# PROVIDED DATA
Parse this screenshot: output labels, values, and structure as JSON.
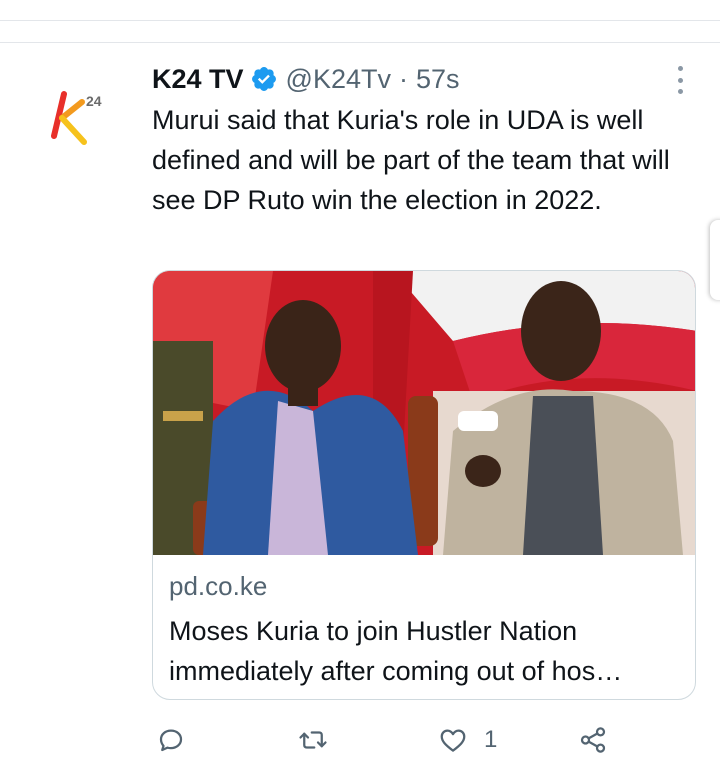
{
  "tweet": {
    "display_name": "K24 TV",
    "handle": "@K24Tv",
    "separator": "·",
    "timestamp": "57s",
    "text": "Murui said that Kuria's role in UDA is well defined and will be part of the team that will see DP Ruto win the election in 2022.",
    "avatar_icon": "k24-logo",
    "verified_icon": "verified-badge-icon",
    "accent_color": "#1d9bf0"
  },
  "card": {
    "domain": "pd.co.ke",
    "title": "Moses Kuria to join Hustler Nation immediately after coming out of hos…",
    "image_description_icon": "photo-two-men-seated"
  },
  "actions": {
    "reply_icon": "reply-icon",
    "retweet_icon": "retweet-icon",
    "like_icon": "heart-icon",
    "like_count": "1",
    "share_icon": "share-icon"
  }
}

# WHAT NEEDS TO BE DONE
Leave out the pictures and give the rest of the records again exactly.

# COMPLETED EXERCISE
Parse this screenshot: output labels, values, and structure as JSON.
{
  "tweet": {
    "display_name": "K24 TV",
    "handle": "@K24Tv",
    "separator": "·",
    "timestamp": "57s",
    "text": "Murui said that Kuria's role in UDA is well defined and will be part of the team that will see DP Ruto win the election in 2022.",
    "avatar_icon": "k24-logo",
    "verified_icon": "verified-badge-icon",
    "accent_color": "#1d9bf0"
  },
  "card": {
    "domain": "pd.co.ke",
    "title": "Moses Kuria to join Hustler Nation immediately after coming out of hos…",
    "image_description_icon": "photo-two-men-seated"
  },
  "actions": {
    "reply_icon": "reply-icon",
    "retweet_icon": "retweet-icon",
    "like_icon": "heart-icon",
    "like_count": "1",
    "share_icon": "share-icon"
  }
}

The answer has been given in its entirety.